Entries with figure data
════════════════
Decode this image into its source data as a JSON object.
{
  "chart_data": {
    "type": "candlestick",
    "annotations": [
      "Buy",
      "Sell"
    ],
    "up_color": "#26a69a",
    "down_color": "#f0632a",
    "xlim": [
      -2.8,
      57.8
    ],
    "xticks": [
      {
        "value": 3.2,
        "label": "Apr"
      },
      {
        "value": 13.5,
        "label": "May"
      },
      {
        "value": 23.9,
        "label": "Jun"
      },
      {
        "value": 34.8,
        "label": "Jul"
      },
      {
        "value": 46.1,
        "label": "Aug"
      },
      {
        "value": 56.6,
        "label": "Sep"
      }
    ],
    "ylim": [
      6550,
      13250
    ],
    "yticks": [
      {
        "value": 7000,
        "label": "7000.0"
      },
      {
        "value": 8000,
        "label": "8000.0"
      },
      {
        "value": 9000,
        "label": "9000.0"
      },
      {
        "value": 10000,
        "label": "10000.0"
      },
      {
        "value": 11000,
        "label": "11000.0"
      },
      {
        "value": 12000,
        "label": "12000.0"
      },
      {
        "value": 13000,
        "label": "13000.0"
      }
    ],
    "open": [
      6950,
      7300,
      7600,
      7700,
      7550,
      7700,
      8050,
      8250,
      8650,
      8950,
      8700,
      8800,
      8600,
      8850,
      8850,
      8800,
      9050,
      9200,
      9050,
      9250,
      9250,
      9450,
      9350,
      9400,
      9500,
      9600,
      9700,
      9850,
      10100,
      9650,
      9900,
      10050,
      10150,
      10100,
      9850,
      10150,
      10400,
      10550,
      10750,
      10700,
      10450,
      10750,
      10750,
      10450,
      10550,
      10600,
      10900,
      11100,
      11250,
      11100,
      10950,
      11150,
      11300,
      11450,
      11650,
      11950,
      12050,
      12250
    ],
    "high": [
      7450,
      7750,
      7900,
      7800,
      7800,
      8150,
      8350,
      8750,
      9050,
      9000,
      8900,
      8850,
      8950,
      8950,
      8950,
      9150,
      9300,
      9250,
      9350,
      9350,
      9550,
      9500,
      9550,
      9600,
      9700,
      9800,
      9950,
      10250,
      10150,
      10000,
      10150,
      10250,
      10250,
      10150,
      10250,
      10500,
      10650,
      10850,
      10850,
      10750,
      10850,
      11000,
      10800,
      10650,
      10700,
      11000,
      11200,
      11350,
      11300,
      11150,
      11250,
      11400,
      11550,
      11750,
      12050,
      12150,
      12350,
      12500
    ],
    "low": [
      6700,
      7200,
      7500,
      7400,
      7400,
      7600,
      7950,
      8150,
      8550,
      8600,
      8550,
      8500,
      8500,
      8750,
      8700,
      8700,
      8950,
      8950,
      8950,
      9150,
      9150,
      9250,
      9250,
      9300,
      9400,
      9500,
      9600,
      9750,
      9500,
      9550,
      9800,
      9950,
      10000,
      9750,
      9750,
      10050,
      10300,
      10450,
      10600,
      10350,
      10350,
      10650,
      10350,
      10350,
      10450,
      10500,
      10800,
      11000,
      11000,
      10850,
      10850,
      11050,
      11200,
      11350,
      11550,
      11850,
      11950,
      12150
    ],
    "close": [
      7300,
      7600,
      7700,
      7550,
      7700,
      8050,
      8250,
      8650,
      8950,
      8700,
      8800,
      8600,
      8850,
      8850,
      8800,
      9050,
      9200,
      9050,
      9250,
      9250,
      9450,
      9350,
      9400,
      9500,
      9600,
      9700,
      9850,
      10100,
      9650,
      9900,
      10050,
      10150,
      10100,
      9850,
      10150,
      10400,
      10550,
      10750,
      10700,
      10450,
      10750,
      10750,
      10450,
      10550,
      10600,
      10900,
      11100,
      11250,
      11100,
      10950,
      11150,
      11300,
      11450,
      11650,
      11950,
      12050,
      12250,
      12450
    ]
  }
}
════════════════
■ **What is being asked**
Send back all of the entries exactly, with nothing missing.

■ **Solved problem**
Decode this image into its source data as a JSON object.
{
  "chart_data": {
    "type": "candlestick",
    "annotations": [
      "Buy",
      "Sell"
    ],
    "up_color": "#26a69a",
    "down_color": "#f0632a",
    "xlim": [
      -2.8,
      57.8
    ],
    "xticks": [
      {
        "value": 3.2,
        "label": "Apr"
      },
      {
        "value": 13.5,
        "label": "May"
      },
      {
        "value": 23.9,
        "label": "Jun"
      },
      {
        "value": 34.8,
        "label": "Jul"
      },
      {
        "value": 46.1,
        "label": "Aug"
      },
      {
        "value": 56.6,
        "label": "Sep"
      }
    ],
    "ylim": [
      6550,
      13250
    ],
    "yticks": [
      {
        "value": 7000,
        "label": "7000.0"
      },
      {
        "value": 8000,
        "label": "8000.0"
      },
      {
        "value": 9000,
        "label": "9000.0"
      },
      {
        "value": 10000,
        "label": "10000.0"
      },
      {
        "value": 11000,
        "label": "11000.0"
      },
      {
        "value": 12000,
        "label": "12000.0"
      },
      {
        "value": 13000,
        "label": "13000.0"
      }
    ],
    "open": [
      6950,
      7300,
      7600,
      7700,
      7550,
      7700,
      8050,
      8250,
      8650,
      8950,
      8700,
      8800,
      8600,
      8850,
      8850,
      8800,
      9050,
      9200,
      9050,
      9250,
      9250,
      9450,
      9350,
      9400,
      9500,
      9600,
      9700,
      9850,
      10100,
      9650,
      9900,
      10050,
      10150,
      10100,
      9850,
      10150,
      10400,
      10550,
      10750,
      10700,
      10450,
      10750,
      10750,
      10450,
      10550,
      10600,
      10900,
      11100,
      11250,
      11100,
      10950,
      11150,
      11300,
      11450,
      11650,
      11950,
      12050,
      12250
    ],
    "high": [
      7450,
      7750,
      7900,
      7800,
      7800,
      8150,
      8350,
      8750,
      9050,
      9000,
      8900,
      8850,
      8950,
      8950,
      8950,
      9150,
      9300,
      9250,
      9350,
      9350,
      9550,
      9500,
      9550,
      9600,
      9700,
      9800,
      9950,
      10250,
      10150,
      10000,
      10150,
      10250,
      10250,
      10150,
      10250,
      10500,
      10650,
      10850,
      10850,
      10750,
      10850,
      11000,
      10800,
      10650,
      10700,
      11000,
      11200,
      11350,
      11300,
      11150,
      11250,
      11400,
      11550,
      11750,
      12050,
      12150,
      12350,
      12500
    ],
    "low": [
      6700,
      7200,
      7500,
      7400,
      7400,
      7600,
      7950,
      8150,
      8550,
      8600,
      8550,
      8500,
      8500,
      8750,
      8700,
      8700,
      8950,
      8950,
      8950,
      9150,
      9150,
      9250,
      9250,
      9300,
      9400,
      9500,
      9600,
      9750,
      9500,
      9550,
      9800,
      9950,
      10000,
      9750,
      9750,
      10050,
      10300,
      10450,
      10600,
      10350,
      10350,
      10650,
      10350,
      10350,
      10450,
      10500,
      10800,
      11000,
      11000,
      10850,
      10850,
      11050,
      11200,
      11350,
      11550,
      11850,
      11950,
      12150
    ],
    "close": [
      7300,
      7600,
      7700,
      7550,
      7700,
      8050,
      8250,
      8650,
      8950,
      8700,
      8800,
      8600,
      8850,
      8850,
      8800,
      9050,
      9200,
      9050,
      9250,
      9250,
      9450,
      9350,
      9400,
      9500,
      9600,
      9700,
      9850,
      10100,
      9650,
      9900,
      10050,
      10150,
      10100,
      9850,
      10150,
      10400,
      10550,
      10750,
      10700,
      10450,
      10750,
      10750,
      10450,
      10550,
      10600,
      10900,
      11100,
      11250,
      11100,
      10950,
      11150,
      11300,
      11450,
      11650,
      11950,
      12050,
      12250,
      12450
    ]
  }
}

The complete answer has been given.